## STATED EXERCISE
Retype all the entries word for word, but omit the pictures.

##############################

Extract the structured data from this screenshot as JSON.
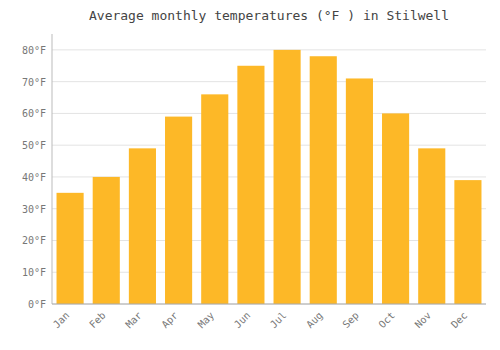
{
  "chart_data": {
    "type": "bar",
    "title": "Average monthly temperatures (°F ) in Stilwell",
    "categories": [
      "Jan",
      "Feb",
      "Mar",
      "Apr",
      "May",
      "Jun",
      "Jul",
      "Aug",
      "Sep",
      "Oct",
      "Nov",
      "Dec"
    ],
    "values": [
      35,
      40,
      49,
      59,
      66,
      75,
      80,
      78,
      71,
      60,
      49,
      39
    ],
    "color": "#FDB827",
    "ylim": [
      0,
      85
    ],
    "yticks": [
      {
        "value": 0,
        "label": "0°F"
      },
      {
        "value": 10,
        "label": "10°F"
      },
      {
        "value": 20,
        "label": "20°F"
      },
      {
        "value": 30,
        "label": "30°F"
      },
      {
        "value": 40,
        "label": "40°F"
      },
      {
        "value": 50,
        "label": "50°F"
      },
      {
        "value": 60,
        "label": "60°F"
      },
      {
        "value": 70,
        "label": "70°F"
      },
      {
        "value": 80,
        "label": "80°F"
      }
    ],
    "grid": true
  }
}
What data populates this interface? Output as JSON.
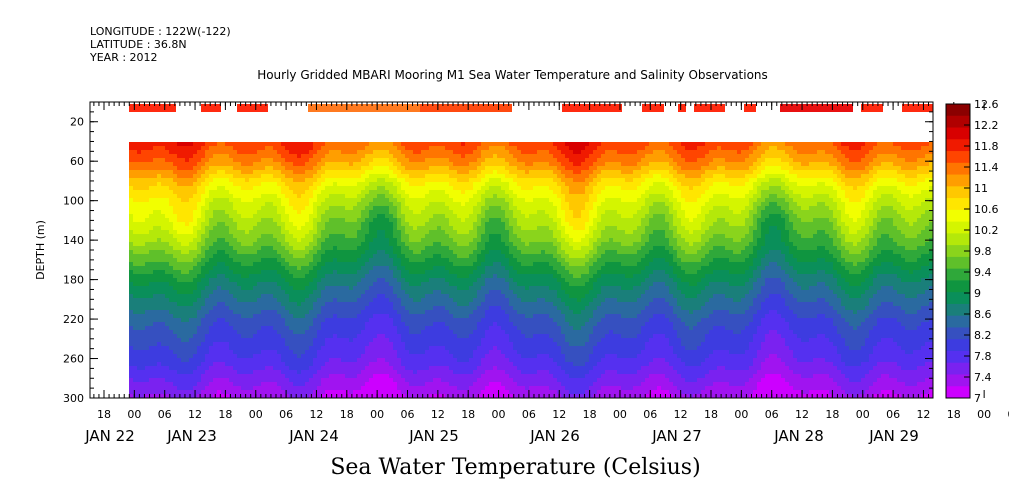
{
  "meta": {
    "longitude": "LONGITUDE : 122W(-122)",
    "latitude": "LATITUDE : 36.8N",
    "year": "YEAR : 2012"
  },
  "chart_data": {
    "type": "heatmap",
    "title": "Hourly Gridded MBARI Mooring M1 Sea Water Temperature and Salinity Observations",
    "colorbar_title": "Sea Water Temperature (Celsius)",
    "ylabel": "DEPTH (m)",
    "ylim": [
      300,
      0
    ],
    "y_ticks": [
      20,
      60,
      100,
      140,
      180,
      220,
      260,
      300
    ],
    "x_hour_labels": [
      "18",
      "00",
      "06",
      "12",
      "18",
      "00",
      "06",
      "12",
      "18",
      "00",
      "06",
      "12",
      "18",
      "00",
      "06",
      "12",
      "18",
      "00",
      "06",
      "12",
      "18",
      "00",
      "06",
      "12",
      "18",
      "00",
      "06",
      "12",
      "18",
      "00",
      "06",
      "12",
      "18",
      "00",
      "06",
      "12"
    ],
    "x_date_labels": [
      "JAN 22",
      "JAN 23",
      "JAN 24",
      "JAN 25",
      "JAN 26",
      "JAN 27",
      "JAN 28",
      "JAN 29"
    ],
    "colorbar_levels": [
      "12.6",
      "12.2",
      "11.8",
      "11.4",
      "11",
      "10.6",
      "10.2",
      "9.8",
      "9.4",
      "9",
      "8.6",
      "8.2",
      "7.8",
      "7.4",
      "7"
    ],
    "colors": [
      "#8b0000",
      "#b00000",
      "#d80000",
      "#f01a00",
      "#ff4500",
      "#ff7500",
      "#ff9e00",
      "#ffc800",
      "#ffe600",
      "#f2ff00",
      "#d4f500",
      "#b4e80a",
      "#8ad41c",
      "#5fc02a",
      "#2fa83a",
      "#0f9540",
      "#0a8f5a",
      "#1a7f7a",
      "#2a6aa0",
      "#3650c0",
      "#3d3ce0",
      "#5530f0",
      "#7a22f0",
      "#a014f0",
      "#cc00ff"
    ],
    "profile_summary": {
      "depth_m": [
        10,
        40,
        60,
        80,
        100,
        140,
        180,
        220,
        260,
        300
      ],
      "temperature_c": [
        11.8,
        11.6,
        11.2,
        10.6,
        10.2,
        9.6,
        8.8,
        8.2,
        7.8,
        7.2
      ]
    }
  }
}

##############################

## WRITTEN REPLY
Extract the structured data from this screenshot as JSON.
{
  "chart_data": {
    "type": "bar",
    "title": "Average monthly temperatures (°F ) in Stilwell",
    "categories": [
      "Jan",
      "Feb",
      "Mar",
      "Apr",
      "May",
      "Jun",
      "Jul",
      "Aug",
      "Sep",
      "Oct",
      "Nov",
      "Dec"
    ],
    "values": [
      35,
      40,
      49,
      59,
      66,
      75,
      80,
      78,
      71,
      60,
      49,
      39
    ],
    "color": "#FDB827",
    "ylim": [
      0,
      85
    ],
    "yticks": [
      {
        "value": 0,
        "label": "0°F"
      },
      {
        "value": 10,
        "label": "10°F"
      },
      {
        "value": 20,
        "label": "20°F"
      },
      {
        "value": 30,
        "label": "30°F"
      },
      {
        "value": 40,
        "label": "40°F"
      },
      {
        "value": 50,
        "label": "50°F"
      },
      {
        "value": 60,
        "label": "60°F"
      },
      {
        "value": 70,
        "label": "70°F"
      },
      {
        "value": 80,
        "label": "80°F"
      }
    ],
    "grid": true
  }
}
What data populates this interface? Output as JSON.
{
  "meta": {
    "longitude": "LONGITUDE : 122W(-122)",
    "latitude": "LATITUDE : 36.8N",
    "year": "YEAR : 2012"
  },
  "chart_data": {
    "type": "heatmap",
    "title": "Hourly Gridded MBARI Mooring M1 Sea Water Temperature and Salinity Observations",
    "colorbar_title": "Sea Water Temperature (Celsius)",
    "ylabel": "DEPTH (m)",
    "ylim": [
      300,
      0
    ],
    "y_ticks": [
      20,
      60,
      100,
      140,
      180,
      220,
      260,
      300
    ],
    "x_hour_labels": [
      "18",
      "00",
      "06",
      "12",
      "18",
      "00",
      "06",
      "12",
      "18",
      "00",
      "06",
      "12",
      "18",
      "00",
      "06",
      "12",
      "18",
      "00",
      "06",
      "12",
      "18",
      "00",
      "06",
      "12",
      "18",
      "00",
      "06",
      "12",
      "18",
      "00",
      "06",
      "12",
      "18",
      "00",
      "06",
      "12"
    ],
    "x_date_labels": [
      "JAN 22",
      "JAN 23",
      "JAN 24",
      "JAN 25",
      "JAN 26",
      "JAN 27",
      "JAN 28",
      "JAN 29"
    ],
    "colorbar_levels": [
      "12.6",
      "12.2",
      "11.8",
      "11.4",
      "11",
      "10.6",
      "10.2",
      "9.8",
      "9.4",
      "9",
      "8.6",
      "8.2",
      "7.8",
      "7.4",
      "7"
    ],
    "colors": [
      "#8b0000",
      "#b00000",
      "#d80000",
      "#f01a00",
      "#ff4500",
      "#ff7500",
      "#ff9e00",
      "#ffc800",
      "#ffe600",
      "#f2ff00",
      "#d4f500",
      "#b4e80a",
      "#8ad41c",
      "#5fc02a",
      "#2fa83a",
      "#0f9540",
      "#0a8f5a",
      "#1a7f7a",
      "#2a6aa0",
      "#3650c0",
      "#3d3ce0",
      "#5530f0",
      "#7a22f0",
      "#a014f0",
      "#cc00ff"
    ],
    "profile_summary": {
      "depth_m": [
        10,
        40,
        60,
        80,
        100,
        140,
        180,
        220,
        260,
        300
      ],
      "temperature_c": [
        11.8,
        11.6,
        11.2,
        10.6,
        10.2,
        9.6,
        8.8,
        8.2,
        7.8,
        7.2
      ]
    }
  }
}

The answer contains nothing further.